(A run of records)

[START]

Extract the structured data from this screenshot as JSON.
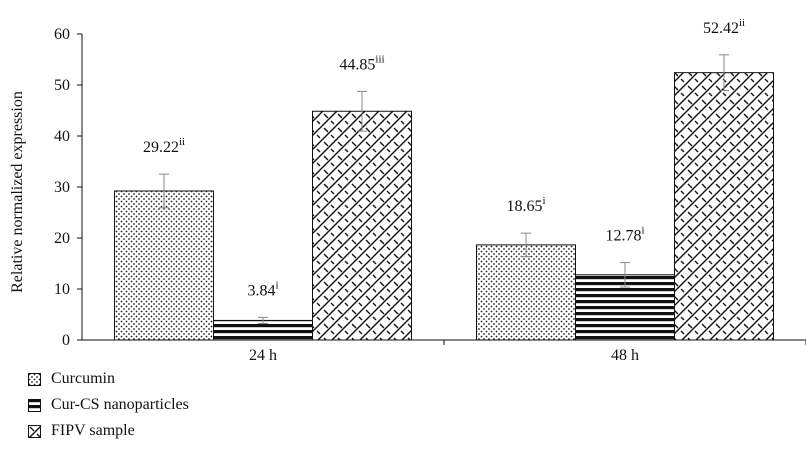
{
  "chart_data": {
    "type": "bar",
    "categories": [
      "24 h",
      "48 h"
    ],
    "ylabel": "Relative normalized expression",
    "ylim": [
      0,
      60
    ],
    "yticks": [
      0,
      10,
      20,
      30,
      40,
      50,
      60
    ],
    "grid": false,
    "legend_position": "bottom-left",
    "series": [
      {
        "name": "Curcumin",
        "pattern": "dots",
        "values": [
          29.22,
          18.65
        ],
        "errors": [
          3.3,
          2.3
        ],
        "labels": [
          "29.22",
          "18.65"
        ],
        "superscripts": [
          "ii",
          "i"
        ]
      },
      {
        "name": "Cur-CS nanoparticles",
        "pattern": "horizontal-stripes",
        "values": [
          3.84,
          12.78
        ],
        "errors": [
          0.6,
          2.4
        ],
        "labels": [
          "3.84",
          "12.78"
        ],
        "superscripts": [
          "i",
          "i"
        ]
      },
      {
        "name": "FIPV sample",
        "pattern": "weave",
        "values": [
          44.85,
          52.42
        ],
        "errors": [
          3.9,
          3.5
        ],
        "labels": [
          "44.85",
          "52.42"
        ],
        "superscripts": [
          "iii",
          "ii"
        ]
      }
    ],
    "colors": {
      "ink": "#111111",
      "errorbar": "#888888"
    }
  }
}
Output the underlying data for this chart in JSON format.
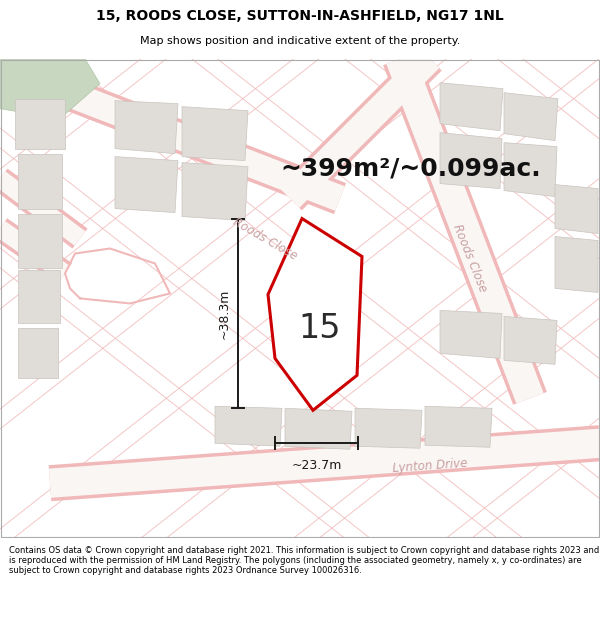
{
  "title_line1": "15, ROODS CLOSE, SUTTON-IN-ASHFIELD, NG17 1NL",
  "title_line2": "Map shows position and indicative extent of the property.",
  "area_text": "~399m²/~0.099ac.",
  "plot_number": "15",
  "width_label": "~23.7m",
  "height_label": "~38.3m",
  "footer_text": "Contains OS data © Crown copyright and database right 2021. This information is subject to Crown copyright and database rights 2023 and is reproduced with the permission of HM Land Registry. The polygons (including the associated geometry, namely x, y co-ordinates) are subject to Crown copyright and database rights 2023 Ordnance Survey 100026316.",
  "map_bg": "#f7f5f3",
  "road_outline_color": "#f0b8b8",
  "road_fill_color": "#f5e8e8",
  "building_fc": "#e0ddd8",
  "building_ec": "#c8c4be",
  "green_fc": "#c8d8c0",
  "green_ec": "#b0c4a8",
  "plot_fill": "#f0ece8",
  "plot_outline": "#cc0000",
  "dim_color": "#1a1a1a",
  "street_color": "#c8a0a0",
  "street_label1": "Roods Close",
  "street_label2": "Roods Close",
  "street_label3": "Lynton Drive",
  "title_fontsize": 10,
  "subtitle_fontsize": 8,
  "area_fontsize": 18,
  "plot_num_fontsize": 24,
  "dim_fontsize": 9,
  "street_fontsize": 8.5,
  "footer_fontsize": 6.0
}
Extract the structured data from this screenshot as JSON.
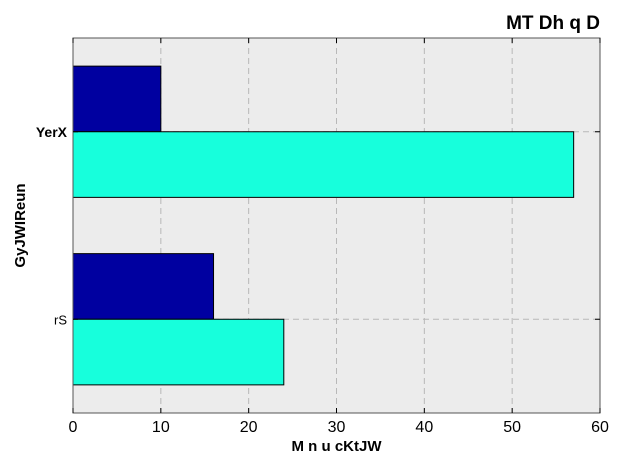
{
  "chart_data": {
    "type": "bar",
    "orientation": "horizontal",
    "title": "MT Dh q  D",
    "xlabel": "M n u cKtJW",
    "ylabel": "GyJWIReun",
    "categories": [
      "rS",
      "YerX"
    ],
    "series": [
      {
        "values": [
          16,
          10
        ],
        "color": "#0000a0"
      },
      {
        "values": [
          24,
          57
        ],
        "color": "#17ffdc"
      }
    ],
    "xlim": [
      0,
      60
    ],
    "xticks": [
      "0",
      "10",
      "20",
      "30",
      "40",
      "50",
      "60"
    ],
    "grid": true,
    "background_color": "#ececec",
    "legend": false
  }
}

[END]

=== What you need to do ===
Every line above should be returned exactly; the pictures stay out.

=== Solution to this task ===
Extract the structured data from this screenshot as JSON.
{
  "chart_data": {
    "type": "bar",
    "categories": [
      "24 h",
      "48 h"
    ],
    "ylabel": "Relative normalized expression",
    "ylim": [
      0,
      60
    ],
    "yticks": [
      0,
      10,
      20,
      30,
      40,
      50,
      60
    ],
    "grid": false,
    "legend_position": "bottom-left",
    "series": [
      {
        "name": "Curcumin",
        "pattern": "dots",
        "values": [
          29.22,
          18.65
        ],
        "errors": [
          3.3,
          2.3
        ],
        "labels": [
          "29.22",
          "18.65"
        ],
        "superscripts": [
          "ii",
          "i"
        ]
      },
      {
        "name": "Cur-CS nanoparticles",
        "pattern": "horizontal-stripes",
        "values": [
          3.84,
          12.78
        ],
        "errors": [
          0.6,
          2.4
        ],
        "labels": [
          "3.84",
          "12.78"
        ],
        "superscripts": [
          "i",
          "i"
        ]
      },
      {
        "name": "FIPV sample",
        "pattern": "weave",
        "values": [
          44.85,
          52.42
        ],
        "errors": [
          3.9,
          3.5
        ],
        "labels": [
          "44.85",
          "52.42"
        ],
        "superscripts": [
          "iii",
          "ii"
        ]
      }
    ],
    "colors": {
      "ink": "#111111",
      "errorbar": "#888888"
    }
  }
}
Output the underlying data for this chart in JSON format.
{
  "title_line1": "15, ROODS CLOSE, SUTTON-IN-ASHFIELD, NG17 1NL",
  "title_line2": "Map shows position and indicative extent of the property.",
  "area_text": "~399m²/~0.099ac.",
  "plot_number": "15",
  "width_label": "~23.7m",
  "height_label": "~38.3m",
  "footer_text": "Contains OS data © Crown copyright and database right 2021. This information is subject to Crown copyright and database rights 2023 and is reproduced with the permission of HM Land Registry. The polygons (including the associated geometry, namely x, y co-ordinates) are subject to Crown copyright and database rights 2023 Ordnance Survey 100026316.",
  "map_bg": "#f7f5f3",
  "road_outline_color": "#f0b8b8",
  "road_fill_color": "#f5e8e8",
  "building_fc": "#e0ddd8",
  "building_ec": "#c8c4be",
  "green_fc": "#c8d8c0",
  "green_ec": "#b0c4a8",
  "plot_fill": "#f0ece8",
  "plot_outline": "#cc0000",
  "dim_color": "#1a1a1a",
  "street_color": "#c8a0a0",
  "street_label1": "Roods Close",
  "street_label2": "Roods Close",
  "street_label3": "Lynton Drive",
  "title_fontsize": 10,
  "subtitle_fontsize": 8,
  "area_fontsize": 18,
  "plot_num_fontsize": 24,
  "dim_fontsize": 9,
  "street_fontsize": 8.5,
  "footer_fontsize": 6.0
}
Extract the structured data from this screenshot as JSON.
{
  "chart_data": {
    "type": "bar",
    "orientation": "horizontal",
    "title": "MT Dh q  D",
    "xlabel": "M n u cKtJW",
    "ylabel": "GyJWIReun",
    "categories": [
      "rS",
      "YerX"
    ],
    "series": [
      {
        "values": [
          16,
          10
        ],
        "color": "#0000a0"
      },
      {
        "values": [
          24,
          57
        ],
        "color": "#17ffdc"
      }
    ],
    "xlim": [
      0,
      60
    ],
    "xticks": [
      "0",
      "10",
      "20",
      "30",
      "40",
      "50",
      "60"
    ],
    "grid": true,
    "background_color": "#ececec",
    "legend": false
  }
}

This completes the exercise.